Given task: Print the full listing exactly.

Exercise materials:
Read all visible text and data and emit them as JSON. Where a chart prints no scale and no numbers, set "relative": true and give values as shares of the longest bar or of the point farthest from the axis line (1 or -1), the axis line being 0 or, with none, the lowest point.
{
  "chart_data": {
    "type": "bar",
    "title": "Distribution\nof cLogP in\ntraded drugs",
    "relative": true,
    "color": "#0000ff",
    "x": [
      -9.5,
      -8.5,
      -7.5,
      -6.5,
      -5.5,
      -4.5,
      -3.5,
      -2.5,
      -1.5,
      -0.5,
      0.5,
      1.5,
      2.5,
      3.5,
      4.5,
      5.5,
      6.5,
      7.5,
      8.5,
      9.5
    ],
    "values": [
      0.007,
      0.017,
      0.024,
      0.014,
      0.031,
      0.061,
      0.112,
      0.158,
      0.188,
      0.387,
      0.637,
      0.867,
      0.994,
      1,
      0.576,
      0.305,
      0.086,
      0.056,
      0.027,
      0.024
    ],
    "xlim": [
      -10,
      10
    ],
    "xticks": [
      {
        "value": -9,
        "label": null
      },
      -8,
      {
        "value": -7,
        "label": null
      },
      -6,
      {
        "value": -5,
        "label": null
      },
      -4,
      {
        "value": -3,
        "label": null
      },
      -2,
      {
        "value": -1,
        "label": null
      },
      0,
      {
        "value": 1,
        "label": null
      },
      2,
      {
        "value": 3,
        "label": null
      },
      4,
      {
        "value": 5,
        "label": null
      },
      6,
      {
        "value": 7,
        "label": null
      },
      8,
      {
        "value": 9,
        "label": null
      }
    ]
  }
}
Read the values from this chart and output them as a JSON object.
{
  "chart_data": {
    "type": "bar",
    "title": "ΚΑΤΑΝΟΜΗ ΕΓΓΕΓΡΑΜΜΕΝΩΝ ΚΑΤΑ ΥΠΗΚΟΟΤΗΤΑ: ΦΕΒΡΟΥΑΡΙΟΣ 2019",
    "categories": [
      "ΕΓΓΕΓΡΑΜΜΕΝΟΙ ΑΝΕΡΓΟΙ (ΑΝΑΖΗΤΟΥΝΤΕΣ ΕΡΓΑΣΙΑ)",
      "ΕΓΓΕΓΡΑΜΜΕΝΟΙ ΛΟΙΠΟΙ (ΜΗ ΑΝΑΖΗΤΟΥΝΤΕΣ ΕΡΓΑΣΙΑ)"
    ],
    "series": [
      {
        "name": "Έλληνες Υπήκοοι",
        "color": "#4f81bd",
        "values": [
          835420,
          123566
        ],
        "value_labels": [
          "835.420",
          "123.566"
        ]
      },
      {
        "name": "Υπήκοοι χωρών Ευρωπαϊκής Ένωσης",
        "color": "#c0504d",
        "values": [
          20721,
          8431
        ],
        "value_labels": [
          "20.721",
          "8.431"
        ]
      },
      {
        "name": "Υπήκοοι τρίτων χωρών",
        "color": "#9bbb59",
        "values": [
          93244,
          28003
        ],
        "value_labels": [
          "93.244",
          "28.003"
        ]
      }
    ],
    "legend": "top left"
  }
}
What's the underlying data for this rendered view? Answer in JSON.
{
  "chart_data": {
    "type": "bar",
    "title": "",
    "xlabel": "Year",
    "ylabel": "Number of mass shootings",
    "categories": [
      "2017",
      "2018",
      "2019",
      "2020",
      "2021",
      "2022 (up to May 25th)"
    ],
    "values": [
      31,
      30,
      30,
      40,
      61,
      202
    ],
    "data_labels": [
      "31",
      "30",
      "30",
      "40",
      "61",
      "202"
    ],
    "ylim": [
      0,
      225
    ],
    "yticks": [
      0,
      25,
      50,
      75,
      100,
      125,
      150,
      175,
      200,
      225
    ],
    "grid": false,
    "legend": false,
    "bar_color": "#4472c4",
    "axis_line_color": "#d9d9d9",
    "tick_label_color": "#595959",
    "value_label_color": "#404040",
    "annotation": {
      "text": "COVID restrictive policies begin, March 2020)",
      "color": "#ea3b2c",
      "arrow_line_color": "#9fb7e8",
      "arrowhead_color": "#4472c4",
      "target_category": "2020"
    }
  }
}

Result of this task:
Read all visible text and data and emit them as JSON. Where a chart prints no scale and no numbers, set "relative": true and give values as shares of the longest bar or of the point farthest from the axis line (1 or -1), the axis line being 0 or, with none, the lowest point.
{
  "chart_data": {
    "type": "bar",
    "title": "Distribution\nof cLogP in\ntraded drugs",
    "relative": true,
    "color": "#0000ff",
    "x": [
      -9.5,
      -8.5,
      -7.5,
      -6.5,
      -5.5,
      -4.5,
      -3.5,
      -2.5,
      -1.5,
      -0.5,
      0.5,
      1.5,
      2.5,
      3.5,
      4.5,
      5.5,
      6.5,
      7.5,
      8.5,
      9.5
    ],
    "values": [
      0.007,
      0.017,
      0.024,
      0.014,
      0.031,
      0.061,
      0.112,
      0.158,
      0.188,
      0.387,
      0.637,
      0.867,
      0.994,
      1,
      0.576,
      0.305,
      0.086,
      0.056,
      0.027,
      0.024
    ],
    "xlim": [
      -10,
      10
    ],
    "xticks": [
      {
        "value": -9,
        "label": null
      },
      -8,
      {
        "value": -7,
        "label": null
      },
      -6,
      {
        "value": -5,
        "label": null
      },
      -4,
      {
        "value": -3,
        "label": null
      },
      -2,
      {
        "value": -1,
        "label": null
      },
      0,
      {
        "value": 1,
        "label": null
      },
      2,
      {
        "value": 3,
        "label": null
      },
      4,
      {
        "value": 5,
        "label": null
      },
      6,
      {
        "value": 7,
        "label": null
      },
      8,
      {
        "value": 9,
        "label": null
      }
    ]
  }
}
Read the values from this chart and output them as a JSON object.
{
  "chart_data": {
    "type": "bar",
    "title": "ΚΑΤΑΝΟΜΗ ΕΓΓΕΓΡΑΜΜΕΝΩΝ ΚΑΤΑ ΥΠΗΚΟΟΤΗΤΑ: ΦΕΒΡΟΥΑΡΙΟΣ 2019",
    "categories": [
      "ΕΓΓΕΓΡΑΜΜΕΝΟΙ ΑΝΕΡΓΟΙ (ΑΝΑΖΗΤΟΥΝΤΕΣ ΕΡΓΑΣΙΑ)",
      "ΕΓΓΕΓΡΑΜΜΕΝΟΙ ΛΟΙΠΟΙ (ΜΗ ΑΝΑΖΗΤΟΥΝΤΕΣ ΕΡΓΑΣΙΑ)"
    ],
    "series": [
      {
        "name": "Έλληνες Υπήκοοι",
        "color": "#4f81bd",
        "values": [
          835420,
          123566
        ],
        "value_labels": [
          "835.420",
          "123.566"
        ]
      },
      {
        "name": "Υπήκοοι χωρών Ευρωπαϊκής Ένωσης",
        "color": "#c0504d",
        "values": [
          20721,
          8431
        ],
        "value_labels": [
          "20.721",
          "8.431"
        ]
      },
      {
        "name": "Υπήκοοι τρίτων χωρών",
        "color": "#9bbb59",
        "values": [
          93244,
          28003
        ],
        "value_labels": [
          "93.244",
          "28.003"
        ]
      }
    ],
    "legend": "top left"
  }
}
What's the underlying data for this rendered view? Answer in JSON.
{
  "chart_data": {
    "type": "bar",
    "title": "",
    "xlabel": "Year",
    "ylabel": "Number of mass shootings",
    "categories": [
      "2017",
      "2018",
      "2019",
      "2020",
      "2021",
      "2022 (up to May 25th)"
    ],
    "values": [
      31,
      30,
      30,
      40,
      61,
      202
    ],
    "data_labels": [
      "31",
      "30",
      "30",
      "40",
      "61",
      "202"
    ],
    "ylim": [
      0,
      225
    ],
    "yticks": [
      0,
      25,
      50,
      75,
      100,
      125,
      150,
      175,
      200,
      225
    ],
    "grid": false,
    "legend": false,
    "bar_color": "#4472c4",
    "axis_line_color": "#d9d9d9",
    "tick_label_color": "#595959",
    "value_label_color": "#404040",
    "annotation": {
      "text": "COVID restrictive policies begin, March 2020)",
      "color": "#ea3b2c",
      "arrow_line_color": "#9fb7e8",
      "arrowhead_color": "#4472c4",
      "target_category": "2020"
    }
  }
}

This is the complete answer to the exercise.